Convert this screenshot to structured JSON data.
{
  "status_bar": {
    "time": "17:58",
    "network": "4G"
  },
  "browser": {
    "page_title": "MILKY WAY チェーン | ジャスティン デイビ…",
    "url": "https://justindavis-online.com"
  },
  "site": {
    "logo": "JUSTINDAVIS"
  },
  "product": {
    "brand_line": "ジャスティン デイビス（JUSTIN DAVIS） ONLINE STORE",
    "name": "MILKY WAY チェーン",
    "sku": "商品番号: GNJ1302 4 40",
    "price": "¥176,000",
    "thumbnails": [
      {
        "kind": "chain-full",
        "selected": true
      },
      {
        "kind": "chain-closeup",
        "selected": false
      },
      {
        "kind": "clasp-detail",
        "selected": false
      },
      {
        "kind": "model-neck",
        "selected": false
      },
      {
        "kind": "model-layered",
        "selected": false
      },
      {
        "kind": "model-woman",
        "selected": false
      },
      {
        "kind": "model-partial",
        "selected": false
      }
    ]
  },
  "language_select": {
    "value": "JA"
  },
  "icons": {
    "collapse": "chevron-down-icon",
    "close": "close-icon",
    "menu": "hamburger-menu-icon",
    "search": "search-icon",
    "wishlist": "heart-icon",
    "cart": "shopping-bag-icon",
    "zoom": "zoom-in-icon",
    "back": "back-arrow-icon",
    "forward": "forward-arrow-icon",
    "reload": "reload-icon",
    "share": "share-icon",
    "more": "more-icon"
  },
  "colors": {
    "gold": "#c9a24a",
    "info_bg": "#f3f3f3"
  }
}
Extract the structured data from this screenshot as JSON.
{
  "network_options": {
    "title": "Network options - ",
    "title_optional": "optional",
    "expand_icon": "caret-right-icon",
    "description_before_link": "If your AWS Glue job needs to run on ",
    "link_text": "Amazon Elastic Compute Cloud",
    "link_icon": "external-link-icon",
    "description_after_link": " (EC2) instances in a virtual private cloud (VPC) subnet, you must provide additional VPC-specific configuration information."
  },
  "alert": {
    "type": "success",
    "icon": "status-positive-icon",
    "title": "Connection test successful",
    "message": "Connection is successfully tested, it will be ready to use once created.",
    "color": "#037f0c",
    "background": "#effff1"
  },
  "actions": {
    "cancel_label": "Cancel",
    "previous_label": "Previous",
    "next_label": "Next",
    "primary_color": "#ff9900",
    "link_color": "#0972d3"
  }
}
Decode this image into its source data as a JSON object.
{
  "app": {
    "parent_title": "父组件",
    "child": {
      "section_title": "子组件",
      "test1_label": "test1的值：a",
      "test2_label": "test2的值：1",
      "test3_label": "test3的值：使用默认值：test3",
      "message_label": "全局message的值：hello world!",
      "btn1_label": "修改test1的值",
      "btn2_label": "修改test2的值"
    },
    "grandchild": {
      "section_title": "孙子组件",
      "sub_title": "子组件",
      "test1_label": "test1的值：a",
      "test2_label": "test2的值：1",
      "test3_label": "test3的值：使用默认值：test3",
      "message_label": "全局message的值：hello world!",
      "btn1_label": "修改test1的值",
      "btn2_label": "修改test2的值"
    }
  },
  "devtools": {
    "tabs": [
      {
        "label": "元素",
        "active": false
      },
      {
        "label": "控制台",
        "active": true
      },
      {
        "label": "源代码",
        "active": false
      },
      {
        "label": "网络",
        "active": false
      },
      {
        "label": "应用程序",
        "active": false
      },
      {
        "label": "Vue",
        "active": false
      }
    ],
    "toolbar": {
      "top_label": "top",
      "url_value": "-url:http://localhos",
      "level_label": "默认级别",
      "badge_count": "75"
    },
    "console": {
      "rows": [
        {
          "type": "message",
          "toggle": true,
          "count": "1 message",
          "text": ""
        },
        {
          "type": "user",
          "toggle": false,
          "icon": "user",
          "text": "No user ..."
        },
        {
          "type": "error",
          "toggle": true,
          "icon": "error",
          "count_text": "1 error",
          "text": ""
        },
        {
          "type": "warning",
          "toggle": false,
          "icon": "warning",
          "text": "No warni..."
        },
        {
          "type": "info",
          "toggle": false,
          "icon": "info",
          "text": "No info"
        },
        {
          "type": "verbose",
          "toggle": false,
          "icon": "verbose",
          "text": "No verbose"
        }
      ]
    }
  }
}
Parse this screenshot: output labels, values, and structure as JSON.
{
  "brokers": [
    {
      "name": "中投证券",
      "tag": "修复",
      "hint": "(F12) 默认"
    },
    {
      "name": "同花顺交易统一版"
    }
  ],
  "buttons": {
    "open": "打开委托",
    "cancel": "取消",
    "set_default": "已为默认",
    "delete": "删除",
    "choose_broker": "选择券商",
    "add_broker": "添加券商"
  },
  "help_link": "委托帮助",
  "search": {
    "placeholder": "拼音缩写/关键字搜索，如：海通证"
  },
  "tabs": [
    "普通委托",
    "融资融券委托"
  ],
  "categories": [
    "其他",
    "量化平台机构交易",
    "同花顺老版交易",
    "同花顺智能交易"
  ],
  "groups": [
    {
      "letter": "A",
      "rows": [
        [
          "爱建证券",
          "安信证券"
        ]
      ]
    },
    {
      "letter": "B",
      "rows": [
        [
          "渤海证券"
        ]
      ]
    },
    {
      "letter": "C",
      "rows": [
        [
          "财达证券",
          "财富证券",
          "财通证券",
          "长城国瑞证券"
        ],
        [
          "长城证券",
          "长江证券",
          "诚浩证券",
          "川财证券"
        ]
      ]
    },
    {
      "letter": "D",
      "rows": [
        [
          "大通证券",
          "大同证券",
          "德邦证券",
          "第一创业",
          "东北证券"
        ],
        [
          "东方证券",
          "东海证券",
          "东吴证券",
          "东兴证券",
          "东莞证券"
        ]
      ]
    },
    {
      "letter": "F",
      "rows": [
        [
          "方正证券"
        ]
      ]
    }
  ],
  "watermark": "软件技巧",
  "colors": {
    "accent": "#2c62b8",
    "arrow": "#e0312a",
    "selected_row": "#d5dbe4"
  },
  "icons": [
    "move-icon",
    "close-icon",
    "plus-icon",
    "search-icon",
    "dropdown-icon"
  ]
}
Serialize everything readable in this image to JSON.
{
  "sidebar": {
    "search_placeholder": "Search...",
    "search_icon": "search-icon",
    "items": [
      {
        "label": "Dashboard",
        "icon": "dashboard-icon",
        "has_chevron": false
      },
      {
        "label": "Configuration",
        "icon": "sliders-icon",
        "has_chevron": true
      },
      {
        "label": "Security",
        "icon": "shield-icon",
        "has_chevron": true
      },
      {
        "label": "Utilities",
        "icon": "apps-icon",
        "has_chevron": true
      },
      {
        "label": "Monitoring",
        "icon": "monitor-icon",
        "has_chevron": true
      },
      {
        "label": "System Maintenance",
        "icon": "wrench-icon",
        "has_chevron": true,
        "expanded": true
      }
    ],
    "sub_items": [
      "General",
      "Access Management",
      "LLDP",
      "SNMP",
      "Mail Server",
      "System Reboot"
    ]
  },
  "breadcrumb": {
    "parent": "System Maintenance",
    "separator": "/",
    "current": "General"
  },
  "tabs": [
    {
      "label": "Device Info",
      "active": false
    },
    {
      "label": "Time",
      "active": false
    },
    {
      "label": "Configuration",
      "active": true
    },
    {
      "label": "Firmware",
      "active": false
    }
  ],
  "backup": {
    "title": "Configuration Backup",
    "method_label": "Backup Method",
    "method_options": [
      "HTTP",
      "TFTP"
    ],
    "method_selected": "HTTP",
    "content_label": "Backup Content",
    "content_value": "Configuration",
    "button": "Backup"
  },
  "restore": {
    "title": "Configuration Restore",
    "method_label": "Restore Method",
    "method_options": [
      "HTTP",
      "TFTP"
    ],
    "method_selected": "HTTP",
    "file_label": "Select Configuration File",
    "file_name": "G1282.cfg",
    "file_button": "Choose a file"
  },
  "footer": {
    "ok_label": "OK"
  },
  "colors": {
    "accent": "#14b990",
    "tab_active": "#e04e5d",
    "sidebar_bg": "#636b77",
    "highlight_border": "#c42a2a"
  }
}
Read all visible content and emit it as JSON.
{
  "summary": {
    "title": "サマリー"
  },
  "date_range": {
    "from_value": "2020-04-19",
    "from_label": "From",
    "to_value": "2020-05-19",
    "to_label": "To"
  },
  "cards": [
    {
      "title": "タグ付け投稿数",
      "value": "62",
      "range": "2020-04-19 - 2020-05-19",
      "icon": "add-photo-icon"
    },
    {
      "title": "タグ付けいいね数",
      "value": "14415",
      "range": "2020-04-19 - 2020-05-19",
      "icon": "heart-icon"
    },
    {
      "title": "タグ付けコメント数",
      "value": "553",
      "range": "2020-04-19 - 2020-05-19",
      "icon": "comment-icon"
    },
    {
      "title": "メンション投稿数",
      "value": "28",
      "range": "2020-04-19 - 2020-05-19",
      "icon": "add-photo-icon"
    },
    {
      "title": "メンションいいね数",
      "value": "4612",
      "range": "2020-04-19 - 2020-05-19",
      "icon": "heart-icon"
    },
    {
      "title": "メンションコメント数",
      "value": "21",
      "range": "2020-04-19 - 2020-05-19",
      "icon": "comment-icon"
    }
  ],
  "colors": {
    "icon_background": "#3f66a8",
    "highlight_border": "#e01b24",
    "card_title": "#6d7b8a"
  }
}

* [Brief]
Copy out every line of the data that includes the word "ジャスティン".

* [The completed task]
    "page_title": "MILKY WAY チェーン | ジャスティン デイビ…",
    "brand_line": "ジャスティン デイビス（JUSTIN DAVIS） ONLINE STORE",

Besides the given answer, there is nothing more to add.